▸ Task requirements:
Return the listing below verbatim. Pictures do not belong in the copy.

Excerpts from a figure dataset:

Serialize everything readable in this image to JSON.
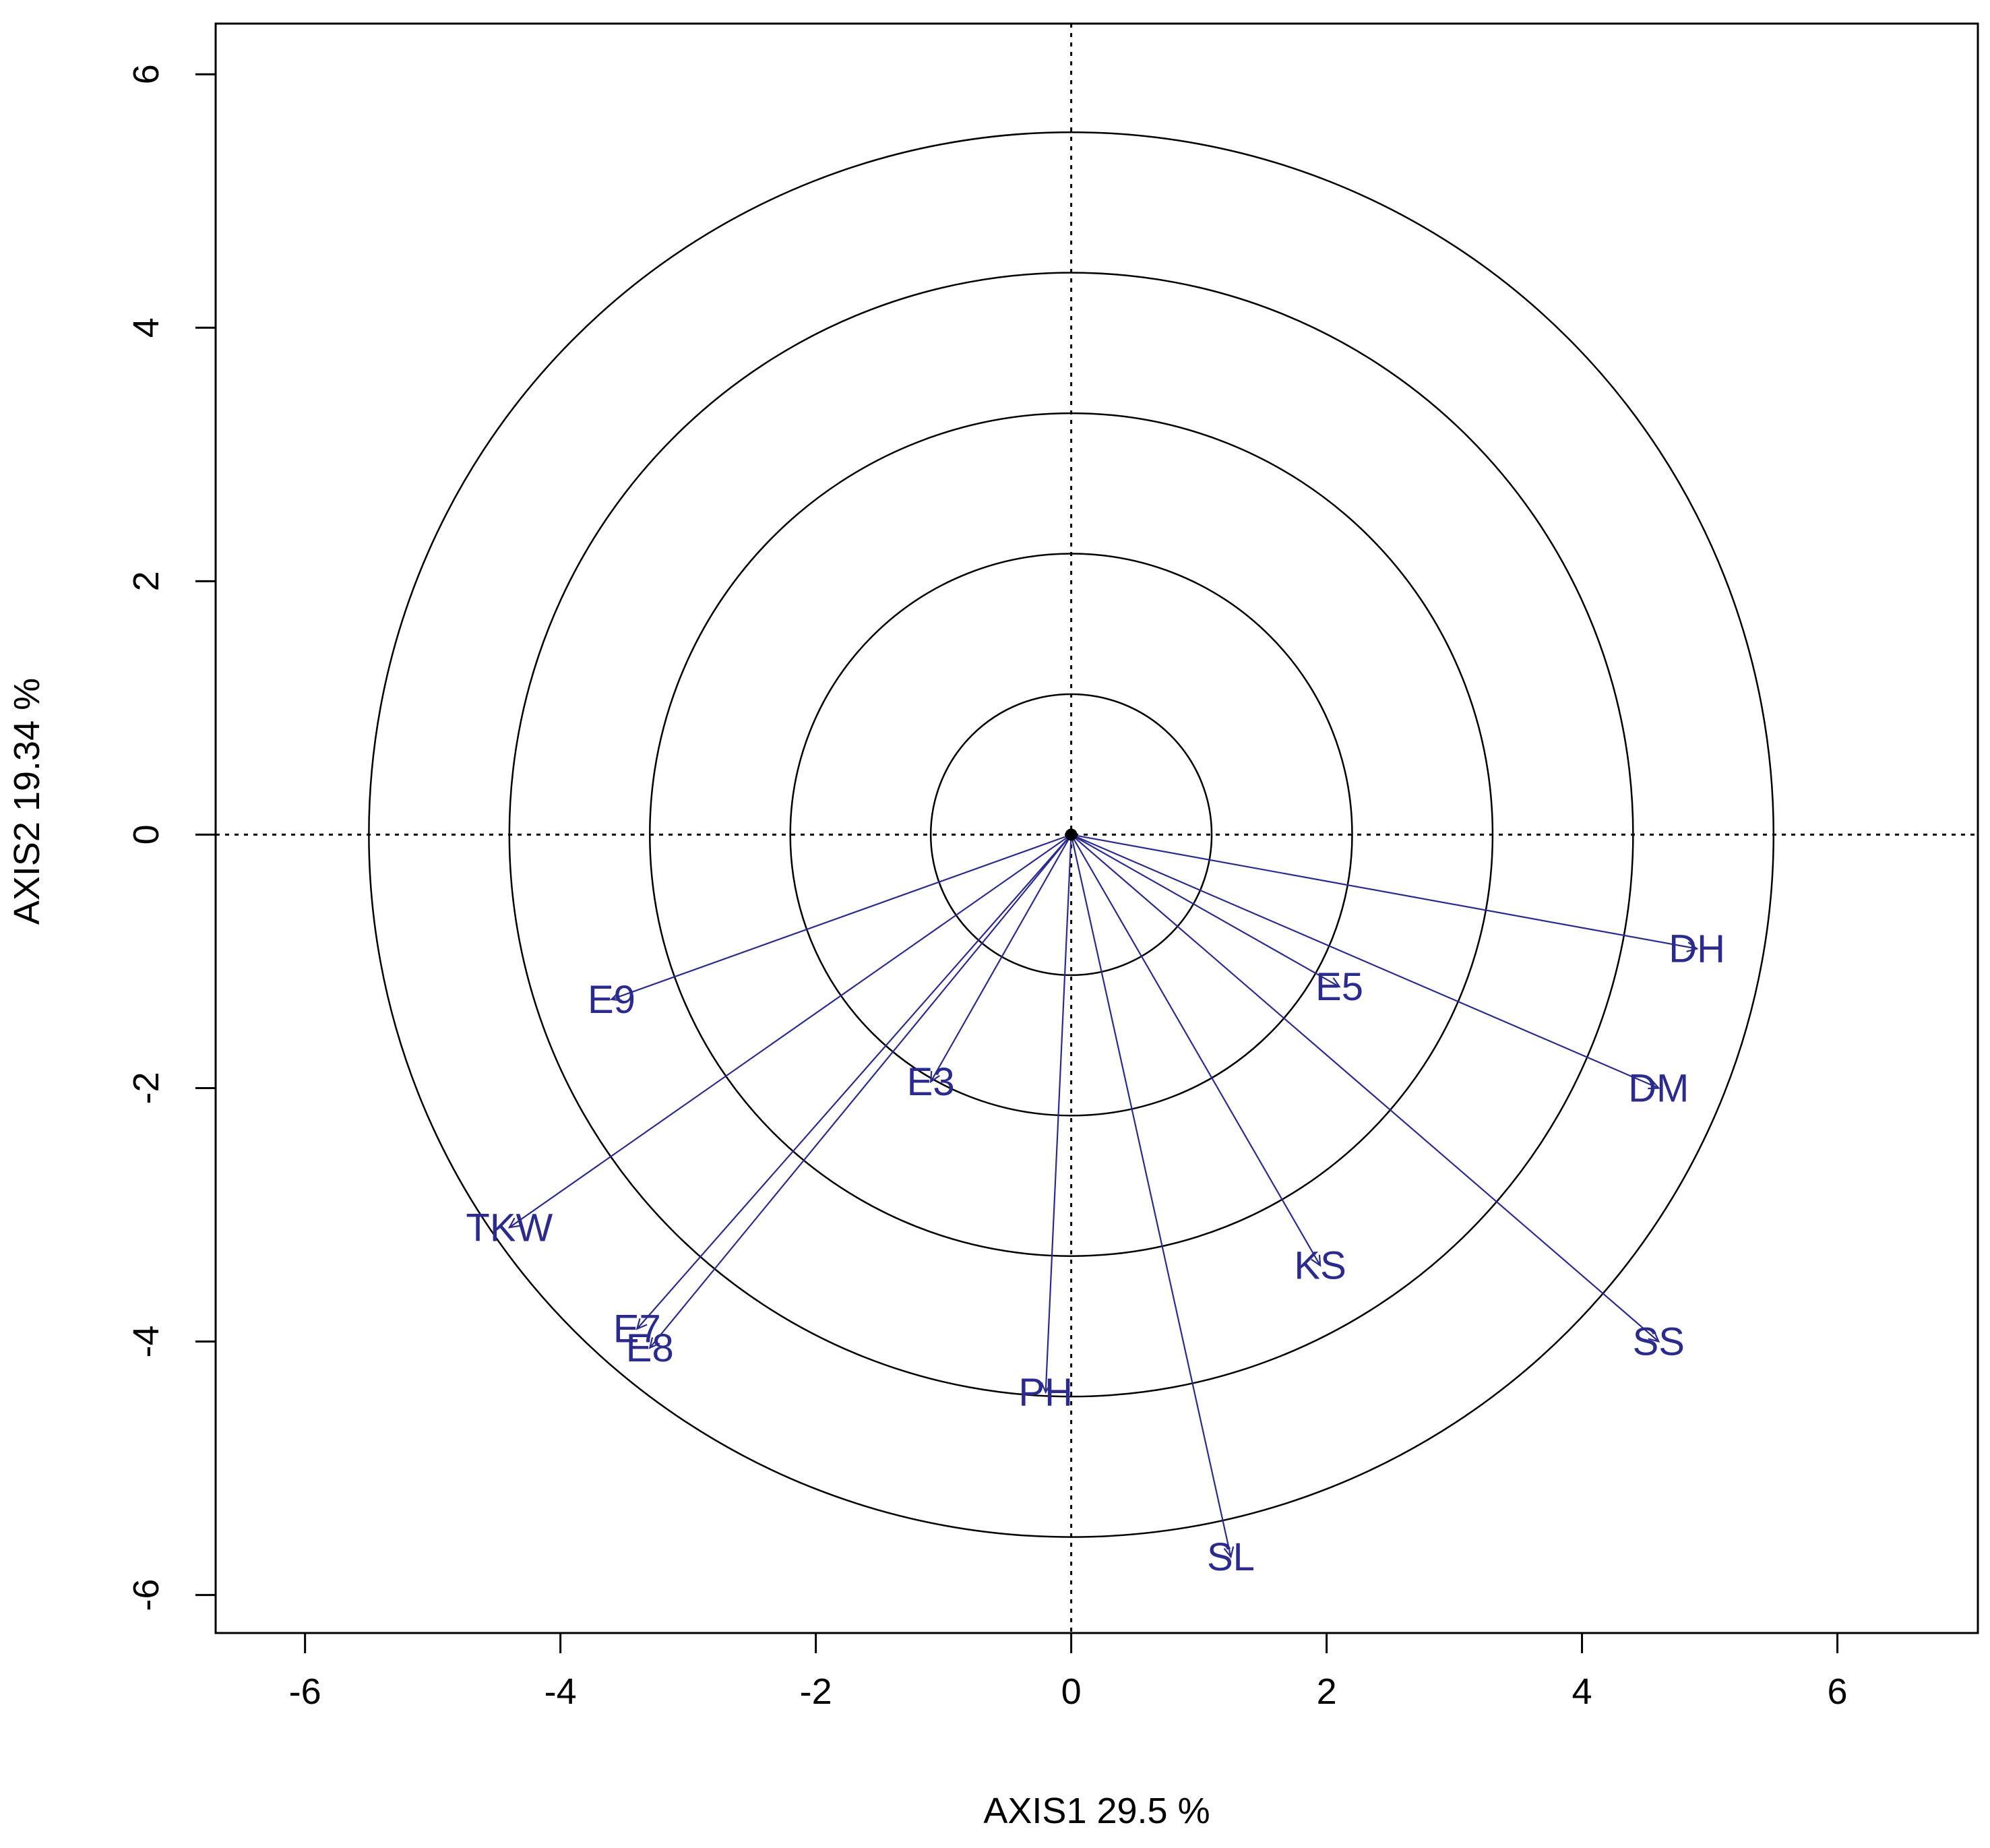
{
  "chart_data": {
    "type": "scatter",
    "subtype": "biplot-vectors",
    "title": "",
    "xlabel": "AXIS1 29.5 %",
    "ylabel": "AXIS2 19.34 %",
    "xlim": [
      -6.7,
      7.1
    ],
    "ylim": [
      -6.3,
      6.4
    ],
    "xticks": [
      -6,
      -4,
      -2,
      0,
      2,
      4,
      6
    ],
    "yticks": [
      -6,
      -4,
      -2,
      0,
      2,
      4,
      6
    ],
    "grid": false,
    "reference_lines": {
      "x": 0,
      "y": 0,
      "style": "dotted"
    },
    "circles_radius": [
      1.1,
      2.2,
      3.3,
      4.4,
      5.5
    ],
    "vector_color": "#2b2b8f",
    "points": [
      {
        "label": "DH",
        "x": 4.9,
        "y": -0.9
      },
      {
        "label": "E5",
        "x": 2.1,
        "y": -1.2
      },
      {
        "label": "DM",
        "x": 4.6,
        "y": -2.0
      },
      {
        "label": "KS",
        "x": 1.95,
        "y": -3.4
      },
      {
        "label": "SS",
        "x": 4.6,
        "y": -4.0
      },
      {
        "label": "SL",
        "x": 1.25,
        "y": -5.7
      },
      {
        "label": "PH",
        "x": -0.2,
        "y": -4.4
      },
      {
        "label": "E3",
        "x": -1.1,
        "y": -1.95
      },
      {
        "label": "E9",
        "x": -3.6,
        "y": -1.3
      },
      {
        "label": "TKW",
        "x": -4.4,
        "y": -3.1
      },
      {
        "label": "E7",
        "x": -3.4,
        "y": -3.9
      },
      {
        "label": "E8",
        "x": -3.3,
        "y": -4.05
      }
    ]
  }
}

▸ Answer to this problem:
Serialize everything readable in this image to JSON.
{
  "chart_data": {
    "type": "scatter",
    "subtype": "biplot-vectors",
    "title": "",
    "xlabel": "AXIS1 29.5 %",
    "ylabel": "AXIS2 19.34 %",
    "xlim": [
      -6.7,
      7.1
    ],
    "ylim": [
      -6.3,
      6.4
    ],
    "xticks": [
      -6,
      -4,
      -2,
      0,
      2,
      4,
      6
    ],
    "yticks": [
      -6,
      -4,
      -2,
      0,
      2,
      4,
      6
    ],
    "grid": false,
    "reference_lines": {
      "x": 0,
      "y": 0,
      "style": "dotted"
    },
    "circles_radius": [
      1.1,
      2.2,
      3.3,
      4.4,
      5.5
    ],
    "vector_color": "#2b2b8f",
    "points": [
      {
        "label": "DH",
        "x": 4.9,
        "y": -0.9
      },
      {
        "label": "E5",
        "x": 2.1,
        "y": -1.2
      },
      {
        "label": "DM",
        "x": 4.6,
        "y": -2.0
      },
      {
        "label": "KS",
        "x": 1.95,
        "y": -3.4
      },
      {
        "label": "SS",
        "x": 4.6,
        "y": -4.0
      },
      {
        "label": "SL",
        "x": 1.25,
        "y": -5.7
      },
      {
        "label": "PH",
        "x": -0.2,
        "y": -4.4
      },
      {
        "label": "E3",
        "x": -1.1,
        "y": -1.95
      },
      {
        "label": "E9",
        "x": -3.6,
        "y": -1.3
      },
      {
        "label": "TKW",
        "x": -4.4,
        "y": -3.1
      },
      {
        "label": "E7",
        "x": -3.4,
        "y": -3.9
      },
      {
        "label": "E8",
        "x": -3.3,
        "y": -4.05
      }
    ]
  }
}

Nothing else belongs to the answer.